**Excerpted records**
•••••
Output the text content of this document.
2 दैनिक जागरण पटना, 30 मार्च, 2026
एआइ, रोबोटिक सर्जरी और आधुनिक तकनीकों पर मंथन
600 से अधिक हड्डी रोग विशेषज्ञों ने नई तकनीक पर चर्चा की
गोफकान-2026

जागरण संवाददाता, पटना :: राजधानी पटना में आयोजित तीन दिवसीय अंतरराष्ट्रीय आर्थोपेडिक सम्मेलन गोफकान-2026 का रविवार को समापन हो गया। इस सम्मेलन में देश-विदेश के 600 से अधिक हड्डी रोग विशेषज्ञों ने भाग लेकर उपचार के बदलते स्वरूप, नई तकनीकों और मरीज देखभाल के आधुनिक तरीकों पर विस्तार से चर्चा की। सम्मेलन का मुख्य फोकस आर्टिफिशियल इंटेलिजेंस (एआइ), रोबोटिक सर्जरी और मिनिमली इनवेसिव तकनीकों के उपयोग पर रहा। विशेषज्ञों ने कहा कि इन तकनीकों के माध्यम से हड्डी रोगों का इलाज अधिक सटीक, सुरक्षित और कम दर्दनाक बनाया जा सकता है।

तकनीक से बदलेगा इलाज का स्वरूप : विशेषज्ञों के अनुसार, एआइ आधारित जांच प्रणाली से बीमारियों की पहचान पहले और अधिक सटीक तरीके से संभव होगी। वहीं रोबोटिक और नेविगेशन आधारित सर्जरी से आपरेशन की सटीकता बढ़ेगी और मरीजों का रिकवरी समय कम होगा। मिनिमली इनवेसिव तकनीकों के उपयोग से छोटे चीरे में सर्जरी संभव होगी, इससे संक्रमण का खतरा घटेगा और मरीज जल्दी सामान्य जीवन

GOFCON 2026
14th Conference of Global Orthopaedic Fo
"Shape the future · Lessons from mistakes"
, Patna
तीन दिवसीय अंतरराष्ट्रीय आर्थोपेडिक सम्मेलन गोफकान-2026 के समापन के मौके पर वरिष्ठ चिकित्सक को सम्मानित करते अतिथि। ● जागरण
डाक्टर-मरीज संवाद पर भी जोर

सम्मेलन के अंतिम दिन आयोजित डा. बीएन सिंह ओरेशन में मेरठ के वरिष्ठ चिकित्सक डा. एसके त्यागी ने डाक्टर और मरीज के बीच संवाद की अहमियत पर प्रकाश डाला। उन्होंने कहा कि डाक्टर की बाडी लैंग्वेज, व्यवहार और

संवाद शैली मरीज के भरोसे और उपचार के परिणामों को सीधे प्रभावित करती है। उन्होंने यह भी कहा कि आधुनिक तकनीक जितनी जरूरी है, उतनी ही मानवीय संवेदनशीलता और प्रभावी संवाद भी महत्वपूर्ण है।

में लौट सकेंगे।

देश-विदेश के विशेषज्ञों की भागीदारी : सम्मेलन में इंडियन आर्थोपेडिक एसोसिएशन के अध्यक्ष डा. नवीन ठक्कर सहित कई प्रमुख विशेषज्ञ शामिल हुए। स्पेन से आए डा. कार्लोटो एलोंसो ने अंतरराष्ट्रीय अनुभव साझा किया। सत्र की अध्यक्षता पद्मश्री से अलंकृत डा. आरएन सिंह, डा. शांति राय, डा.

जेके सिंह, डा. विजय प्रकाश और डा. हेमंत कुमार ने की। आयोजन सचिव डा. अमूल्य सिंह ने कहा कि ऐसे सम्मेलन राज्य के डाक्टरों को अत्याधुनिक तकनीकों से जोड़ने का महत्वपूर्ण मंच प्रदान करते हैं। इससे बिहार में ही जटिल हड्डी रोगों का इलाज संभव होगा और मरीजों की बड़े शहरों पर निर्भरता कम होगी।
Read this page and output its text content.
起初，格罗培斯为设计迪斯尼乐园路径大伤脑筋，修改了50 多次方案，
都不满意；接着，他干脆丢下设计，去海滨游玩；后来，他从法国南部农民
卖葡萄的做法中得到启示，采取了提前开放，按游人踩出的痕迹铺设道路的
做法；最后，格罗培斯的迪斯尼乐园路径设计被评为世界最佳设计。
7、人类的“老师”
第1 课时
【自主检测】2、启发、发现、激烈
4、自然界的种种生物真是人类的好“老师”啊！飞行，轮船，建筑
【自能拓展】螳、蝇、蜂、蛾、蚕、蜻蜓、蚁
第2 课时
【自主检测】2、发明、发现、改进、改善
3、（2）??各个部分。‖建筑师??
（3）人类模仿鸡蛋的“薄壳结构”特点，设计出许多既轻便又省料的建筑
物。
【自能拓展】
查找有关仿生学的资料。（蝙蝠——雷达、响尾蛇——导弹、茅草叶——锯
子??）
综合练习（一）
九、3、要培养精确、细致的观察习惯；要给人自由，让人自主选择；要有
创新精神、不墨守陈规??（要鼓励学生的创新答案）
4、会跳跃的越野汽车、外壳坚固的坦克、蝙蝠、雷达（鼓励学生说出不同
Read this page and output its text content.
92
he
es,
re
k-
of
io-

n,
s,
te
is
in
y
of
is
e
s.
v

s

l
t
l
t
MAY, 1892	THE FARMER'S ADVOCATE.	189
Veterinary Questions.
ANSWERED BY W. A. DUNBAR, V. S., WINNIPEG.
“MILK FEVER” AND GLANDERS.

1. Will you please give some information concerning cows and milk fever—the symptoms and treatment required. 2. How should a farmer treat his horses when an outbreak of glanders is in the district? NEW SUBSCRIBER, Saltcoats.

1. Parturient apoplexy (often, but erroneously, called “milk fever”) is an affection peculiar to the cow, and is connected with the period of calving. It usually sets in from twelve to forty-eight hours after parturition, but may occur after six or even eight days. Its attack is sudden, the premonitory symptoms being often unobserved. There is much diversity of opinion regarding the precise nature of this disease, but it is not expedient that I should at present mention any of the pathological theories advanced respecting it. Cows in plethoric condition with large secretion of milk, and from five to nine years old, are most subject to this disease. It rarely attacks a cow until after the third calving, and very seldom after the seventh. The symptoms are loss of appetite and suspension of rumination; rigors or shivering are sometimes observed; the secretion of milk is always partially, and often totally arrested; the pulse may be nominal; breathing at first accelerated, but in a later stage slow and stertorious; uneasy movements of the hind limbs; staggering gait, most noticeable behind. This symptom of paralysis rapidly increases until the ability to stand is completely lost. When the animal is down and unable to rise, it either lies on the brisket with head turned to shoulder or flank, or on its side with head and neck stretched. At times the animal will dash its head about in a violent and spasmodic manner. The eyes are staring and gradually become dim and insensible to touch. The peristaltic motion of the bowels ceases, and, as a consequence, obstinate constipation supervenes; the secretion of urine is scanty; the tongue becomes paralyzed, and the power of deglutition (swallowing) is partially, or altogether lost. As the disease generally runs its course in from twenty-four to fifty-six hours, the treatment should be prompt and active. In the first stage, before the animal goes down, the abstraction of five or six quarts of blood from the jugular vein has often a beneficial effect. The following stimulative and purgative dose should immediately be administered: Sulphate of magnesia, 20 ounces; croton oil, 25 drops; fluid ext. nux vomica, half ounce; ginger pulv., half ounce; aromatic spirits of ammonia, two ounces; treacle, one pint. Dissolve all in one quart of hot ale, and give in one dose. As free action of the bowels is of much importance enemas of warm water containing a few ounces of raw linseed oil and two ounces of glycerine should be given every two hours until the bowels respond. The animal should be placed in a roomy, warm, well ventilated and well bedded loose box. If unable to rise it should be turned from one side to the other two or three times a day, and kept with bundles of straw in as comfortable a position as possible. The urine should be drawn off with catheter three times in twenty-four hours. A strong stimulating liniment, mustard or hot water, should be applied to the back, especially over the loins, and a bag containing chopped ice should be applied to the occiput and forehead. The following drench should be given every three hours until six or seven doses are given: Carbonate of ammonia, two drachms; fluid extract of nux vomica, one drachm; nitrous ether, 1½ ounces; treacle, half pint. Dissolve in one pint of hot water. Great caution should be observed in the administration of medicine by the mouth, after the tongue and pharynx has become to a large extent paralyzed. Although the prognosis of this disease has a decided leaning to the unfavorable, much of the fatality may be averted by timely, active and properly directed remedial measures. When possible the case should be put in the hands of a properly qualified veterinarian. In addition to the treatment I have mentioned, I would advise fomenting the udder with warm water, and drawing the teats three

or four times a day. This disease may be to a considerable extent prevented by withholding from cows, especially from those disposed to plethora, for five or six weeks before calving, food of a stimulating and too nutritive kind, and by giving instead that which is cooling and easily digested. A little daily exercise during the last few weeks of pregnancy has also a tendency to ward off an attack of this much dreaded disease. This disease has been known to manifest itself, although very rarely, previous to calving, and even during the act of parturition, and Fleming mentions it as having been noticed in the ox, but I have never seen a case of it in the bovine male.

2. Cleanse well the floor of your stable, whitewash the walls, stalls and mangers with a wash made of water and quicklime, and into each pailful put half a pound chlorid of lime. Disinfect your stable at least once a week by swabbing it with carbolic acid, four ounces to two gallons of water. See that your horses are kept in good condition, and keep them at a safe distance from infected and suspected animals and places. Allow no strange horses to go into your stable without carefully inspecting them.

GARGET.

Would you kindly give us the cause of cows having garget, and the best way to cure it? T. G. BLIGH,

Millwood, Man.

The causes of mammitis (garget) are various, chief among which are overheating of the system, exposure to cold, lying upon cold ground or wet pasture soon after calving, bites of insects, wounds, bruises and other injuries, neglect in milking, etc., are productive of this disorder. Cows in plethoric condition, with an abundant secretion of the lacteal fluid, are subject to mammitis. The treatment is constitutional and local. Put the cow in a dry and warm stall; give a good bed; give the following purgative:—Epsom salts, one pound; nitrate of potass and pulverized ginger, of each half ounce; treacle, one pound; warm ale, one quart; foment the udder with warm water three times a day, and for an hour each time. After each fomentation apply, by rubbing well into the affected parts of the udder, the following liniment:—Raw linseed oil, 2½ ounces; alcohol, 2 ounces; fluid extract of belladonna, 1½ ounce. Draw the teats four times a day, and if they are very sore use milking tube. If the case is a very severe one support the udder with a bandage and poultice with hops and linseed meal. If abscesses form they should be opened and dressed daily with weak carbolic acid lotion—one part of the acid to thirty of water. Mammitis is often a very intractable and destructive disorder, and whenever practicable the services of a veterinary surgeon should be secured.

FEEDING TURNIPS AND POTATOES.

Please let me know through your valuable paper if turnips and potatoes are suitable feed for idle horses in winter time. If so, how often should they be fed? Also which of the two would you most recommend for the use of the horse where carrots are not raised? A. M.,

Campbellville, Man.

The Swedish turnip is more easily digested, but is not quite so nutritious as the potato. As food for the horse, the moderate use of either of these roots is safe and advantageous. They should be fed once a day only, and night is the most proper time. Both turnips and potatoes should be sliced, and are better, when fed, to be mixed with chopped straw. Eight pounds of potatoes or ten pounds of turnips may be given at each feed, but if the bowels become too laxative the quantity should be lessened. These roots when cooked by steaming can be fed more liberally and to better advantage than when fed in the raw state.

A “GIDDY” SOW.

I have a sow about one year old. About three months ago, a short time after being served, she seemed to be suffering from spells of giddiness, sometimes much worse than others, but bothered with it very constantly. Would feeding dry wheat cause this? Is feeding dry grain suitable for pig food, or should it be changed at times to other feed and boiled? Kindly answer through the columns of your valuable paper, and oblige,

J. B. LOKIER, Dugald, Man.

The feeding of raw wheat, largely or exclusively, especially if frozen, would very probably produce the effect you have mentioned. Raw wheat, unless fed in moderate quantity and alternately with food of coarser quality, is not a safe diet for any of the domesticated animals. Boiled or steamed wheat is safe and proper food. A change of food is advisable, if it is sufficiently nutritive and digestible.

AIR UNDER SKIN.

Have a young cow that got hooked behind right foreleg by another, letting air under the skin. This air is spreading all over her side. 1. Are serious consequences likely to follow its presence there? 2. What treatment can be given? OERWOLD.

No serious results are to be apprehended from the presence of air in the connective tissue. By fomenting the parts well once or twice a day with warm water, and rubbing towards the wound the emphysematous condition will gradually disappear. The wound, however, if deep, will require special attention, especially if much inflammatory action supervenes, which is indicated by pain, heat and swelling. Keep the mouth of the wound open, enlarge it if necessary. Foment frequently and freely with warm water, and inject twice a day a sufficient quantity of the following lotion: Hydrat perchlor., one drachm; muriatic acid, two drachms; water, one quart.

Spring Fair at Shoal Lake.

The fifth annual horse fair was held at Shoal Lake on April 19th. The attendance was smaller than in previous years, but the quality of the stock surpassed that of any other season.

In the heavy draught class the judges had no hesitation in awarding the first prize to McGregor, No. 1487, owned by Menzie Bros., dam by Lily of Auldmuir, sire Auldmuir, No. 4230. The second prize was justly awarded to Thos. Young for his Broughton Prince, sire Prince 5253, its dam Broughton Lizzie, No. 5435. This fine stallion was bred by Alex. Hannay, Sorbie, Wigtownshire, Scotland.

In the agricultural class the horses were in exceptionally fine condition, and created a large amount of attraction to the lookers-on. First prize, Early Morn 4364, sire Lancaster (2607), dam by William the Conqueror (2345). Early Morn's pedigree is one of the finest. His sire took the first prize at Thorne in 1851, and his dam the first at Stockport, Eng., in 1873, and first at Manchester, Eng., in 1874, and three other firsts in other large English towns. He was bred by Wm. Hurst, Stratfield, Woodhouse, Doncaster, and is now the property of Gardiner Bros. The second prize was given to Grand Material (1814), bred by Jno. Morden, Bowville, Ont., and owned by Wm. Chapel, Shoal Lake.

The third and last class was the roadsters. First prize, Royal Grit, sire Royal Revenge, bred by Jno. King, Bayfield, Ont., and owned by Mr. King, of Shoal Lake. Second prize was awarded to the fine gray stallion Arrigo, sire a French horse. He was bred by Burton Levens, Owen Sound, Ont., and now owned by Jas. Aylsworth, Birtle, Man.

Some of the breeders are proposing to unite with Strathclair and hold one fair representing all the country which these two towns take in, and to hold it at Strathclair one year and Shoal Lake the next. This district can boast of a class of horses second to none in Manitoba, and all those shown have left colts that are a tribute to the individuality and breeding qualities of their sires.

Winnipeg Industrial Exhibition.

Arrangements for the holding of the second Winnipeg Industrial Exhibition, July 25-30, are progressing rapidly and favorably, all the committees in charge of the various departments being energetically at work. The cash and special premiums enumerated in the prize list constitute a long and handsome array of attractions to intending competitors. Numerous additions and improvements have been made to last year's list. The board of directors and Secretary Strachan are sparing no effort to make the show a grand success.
•••••
What is the number of lines above that contain the string "into"? Answer with the number alone.

**Solution**
2